> **Entries provided**
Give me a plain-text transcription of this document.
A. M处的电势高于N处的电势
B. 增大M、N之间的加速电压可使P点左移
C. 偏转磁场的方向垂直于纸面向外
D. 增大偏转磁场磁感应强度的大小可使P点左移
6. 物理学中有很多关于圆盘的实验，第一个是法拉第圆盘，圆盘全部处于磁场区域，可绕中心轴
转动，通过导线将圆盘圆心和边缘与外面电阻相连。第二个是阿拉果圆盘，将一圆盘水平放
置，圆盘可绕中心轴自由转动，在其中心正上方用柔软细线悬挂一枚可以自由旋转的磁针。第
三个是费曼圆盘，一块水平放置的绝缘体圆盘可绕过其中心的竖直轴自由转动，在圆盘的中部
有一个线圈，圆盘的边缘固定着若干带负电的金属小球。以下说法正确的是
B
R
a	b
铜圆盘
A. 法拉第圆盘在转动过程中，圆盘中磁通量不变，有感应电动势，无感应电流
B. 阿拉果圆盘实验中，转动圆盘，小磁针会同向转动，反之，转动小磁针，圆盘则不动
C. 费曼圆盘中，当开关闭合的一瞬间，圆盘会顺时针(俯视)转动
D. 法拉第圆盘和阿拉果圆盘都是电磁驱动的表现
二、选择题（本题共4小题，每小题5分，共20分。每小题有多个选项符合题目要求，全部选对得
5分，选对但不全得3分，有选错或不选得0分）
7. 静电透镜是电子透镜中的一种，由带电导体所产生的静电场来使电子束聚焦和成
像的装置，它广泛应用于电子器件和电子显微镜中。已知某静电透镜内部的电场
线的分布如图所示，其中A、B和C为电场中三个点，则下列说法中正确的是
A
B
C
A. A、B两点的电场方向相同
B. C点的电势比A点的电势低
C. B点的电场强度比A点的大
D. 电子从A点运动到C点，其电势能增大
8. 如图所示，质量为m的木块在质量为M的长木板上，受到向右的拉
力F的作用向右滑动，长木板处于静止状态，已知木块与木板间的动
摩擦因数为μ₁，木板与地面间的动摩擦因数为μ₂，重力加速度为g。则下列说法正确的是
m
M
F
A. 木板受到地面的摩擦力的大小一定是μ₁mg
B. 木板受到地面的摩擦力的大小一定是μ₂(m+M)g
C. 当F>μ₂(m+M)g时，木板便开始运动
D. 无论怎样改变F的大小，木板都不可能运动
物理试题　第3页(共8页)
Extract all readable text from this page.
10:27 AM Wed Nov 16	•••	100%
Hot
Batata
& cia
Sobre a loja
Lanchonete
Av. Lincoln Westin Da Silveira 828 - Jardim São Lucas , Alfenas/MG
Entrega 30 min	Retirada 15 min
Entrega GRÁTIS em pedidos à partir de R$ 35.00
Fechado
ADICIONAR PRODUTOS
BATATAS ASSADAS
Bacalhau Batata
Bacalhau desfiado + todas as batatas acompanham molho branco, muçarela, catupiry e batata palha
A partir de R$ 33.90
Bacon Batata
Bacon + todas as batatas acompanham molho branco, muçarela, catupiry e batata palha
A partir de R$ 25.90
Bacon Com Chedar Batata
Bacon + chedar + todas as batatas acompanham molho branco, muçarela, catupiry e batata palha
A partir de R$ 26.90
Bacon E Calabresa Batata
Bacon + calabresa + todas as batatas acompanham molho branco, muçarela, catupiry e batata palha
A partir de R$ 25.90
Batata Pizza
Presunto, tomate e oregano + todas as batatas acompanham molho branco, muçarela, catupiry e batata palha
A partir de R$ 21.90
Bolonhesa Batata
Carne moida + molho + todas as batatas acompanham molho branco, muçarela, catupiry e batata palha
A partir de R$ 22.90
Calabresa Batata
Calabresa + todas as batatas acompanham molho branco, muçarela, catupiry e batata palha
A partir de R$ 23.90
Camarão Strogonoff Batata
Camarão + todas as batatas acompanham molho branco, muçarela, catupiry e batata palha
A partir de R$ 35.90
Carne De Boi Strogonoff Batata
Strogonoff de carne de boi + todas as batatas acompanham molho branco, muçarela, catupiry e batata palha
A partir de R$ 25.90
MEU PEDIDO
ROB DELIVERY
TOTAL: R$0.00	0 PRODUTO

> **Request**
Output all of the data again. Match it exactly.

> **Exercise answer**
Give me a plain-text transcription of this document.
A. M处的电势高于N处的电势
B. 增大M、N之间的加速电压可使P点左移
C. 偏转磁场的方向垂直于纸面向外
D. 增大偏转磁场磁感应强度的大小可使P点左移
6. 物理学中有很多关于圆盘的实验，第一个是法拉第圆盘，圆盘全部处于磁场区域，可绕中心轴
转动，通过导线将圆盘圆心和边缘与外面电阻相连。第二个是阿拉果圆盘，将一圆盘水平放
置，圆盘可绕中心轴自由转动，在其中心正上方用柔软细线悬挂一枚可以自由旋转的磁针。第
三个是费曼圆盘，一块水平放置的绝缘体圆盘可绕过其中心的竖直轴自由转动，在圆盘的中部
有一个线圈，圆盘的边缘固定着若干带负电的金属小球。以下说法正确的是
B
R
a	b
铜圆盘
A. 法拉第圆盘在转动过程中，圆盘中磁通量不变，有感应电动势，无感应电流
B. 阿拉果圆盘实验中，转动圆盘，小磁针会同向转动，反之，转动小磁针，圆盘则不动
C. 费曼圆盘中，当开关闭合的一瞬间，圆盘会顺时针(俯视)转动
D. 法拉第圆盘和阿拉果圆盘都是电磁驱动的表现
二、选择题（本题共4小题，每小题5分，共20分。每小题有多个选项符合题目要求，全部选对得
5分，选对但不全得3分，有选错或不选得0分）
7. 静电透镜是电子透镜中的一种，由带电导体所产生的静电场来使电子束聚焦和成
像的装置，它广泛应用于电子器件和电子显微镜中。已知某静电透镜内部的电场
线的分布如图所示，其中A、B和C为电场中三个点，则下列说法中正确的是
A
B
C
A. A、B两点的电场方向相同
B. C点的电势比A点的电势低
C. B点的电场强度比A点的大
D. 电子从A点运动到C点，其电势能增大
8. 如图所示，质量为m的木块在质量为M的长木板上，受到向右的拉
力F的作用向右滑动，长木板处于静止状态，已知木块与木板间的动
摩擦因数为μ₁，木板与地面间的动摩擦因数为μ₂，重力加速度为g。则下列说法正确的是
m
M
F
A. 木板受到地面的摩擦力的大小一定是μ₁mg
B. 木板受到地面的摩擦力的大小一定是μ₂(m+M)g
C. 当F>μ₂(m+M)g时，木板便开始运动
D. 无论怎样改变F的大小，木板都不可能运动
物理试题　第3页(共8页)
Extract all readable text from this page.
10:27 AM Wed Nov 16	•••	100%
Hot
Batata
& cia
Sobre a loja
Lanchonete
Av. Lincoln Westin Da Silveira 828 - Jardim São Lucas , Alfenas/MG
Entrega 30 min	Retirada 15 min
Entrega GRÁTIS em pedidos à partir de R$ 35.00
Fechado
ADICIONAR PRODUTOS
BATATAS ASSADAS
Bacalhau Batata
Bacalhau desfiado + todas as batatas acompanham molho branco, muçarela, catupiry e batata palha
A partir de R$ 33.90
Bacon Batata
Bacon + todas as batatas acompanham molho branco, muçarela, catupiry e batata palha
A partir de R$ 25.90
Bacon Com Chedar Batata
Bacon + chedar + todas as batatas acompanham molho branco, muçarela, catupiry e batata palha
A partir de R$ 26.90
Bacon E Calabresa Batata
Bacon + calabresa + todas as batatas acompanham molho branco, muçarela, catupiry e batata palha
A partir de R$ 25.90
Batata Pizza
Presunto, tomate e oregano + todas as batatas acompanham molho branco, muçarela, catupiry e batata palha
A partir de R$ 21.90
Bolonhesa Batata
Carne moida + molho + todas as batatas acompanham molho branco, muçarela, catupiry e batata palha
A partir de R$ 22.90
Calabresa Batata
Calabresa + todas as batatas acompanham molho branco, muçarela, catupiry e batata palha
A partir de R$ 23.90
Camarão Strogonoff Batata
Camarão + todas as batatas acompanham molho branco, muçarela, catupiry e batata palha
A partir de R$ 35.90
Carne De Boi Strogonoff Batata
Strogonoff de carne de boi + todas as batatas acompanham molho branco, muçarela, catupiry e batata palha
A partir de R$ 25.90
MEU PEDIDO
ROB DELIVERY
TOTAL: R$0.00	0 PRODUTO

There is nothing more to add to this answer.